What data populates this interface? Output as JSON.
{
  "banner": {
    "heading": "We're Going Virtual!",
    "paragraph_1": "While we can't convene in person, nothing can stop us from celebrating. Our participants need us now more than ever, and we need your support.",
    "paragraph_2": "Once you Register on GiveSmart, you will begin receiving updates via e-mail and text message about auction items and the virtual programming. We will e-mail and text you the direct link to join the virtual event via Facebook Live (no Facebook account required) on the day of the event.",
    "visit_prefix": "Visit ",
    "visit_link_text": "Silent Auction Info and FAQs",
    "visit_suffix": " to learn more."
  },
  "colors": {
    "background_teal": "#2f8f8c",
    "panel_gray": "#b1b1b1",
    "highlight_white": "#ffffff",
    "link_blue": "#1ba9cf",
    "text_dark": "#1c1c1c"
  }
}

# WHAT YOU ARE ASKED TO DO
Repeat all the entries word for word.

# ANSWER TO THE EXERCISE
What data populates this interface? Output as JSON.
{
  "banner": {
    "heading": "We're Going Virtual!",
    "paragraph_1": "While we can't convene in person, nothing can stop us from celebrating. Our participants need us now more than ever, and we need your support.",
    "paragraph_2": "Once you Register on GiveSmart, you will begin receiving updates via e-mail and text message about auction items and the virtual programming. We will e-mail and text you the direct link to join the virtual event via Facebook Live (no Facebook account required) on the day of the event.",
    "visit_prefix": "Visit ",
    "visit_link_text": "Silent Auction Info and FAQs",
    "visit_suffix": " to learn more."
  },
  "colors": {
    "background_teal": "#2f8f8c",
    "panel_gray": "#b1b1b1",
    "highlight_white": "#ffffff",
    "link_blue": "#1ba9cf",
    "text_dark": "#1c1c1c"
  }
}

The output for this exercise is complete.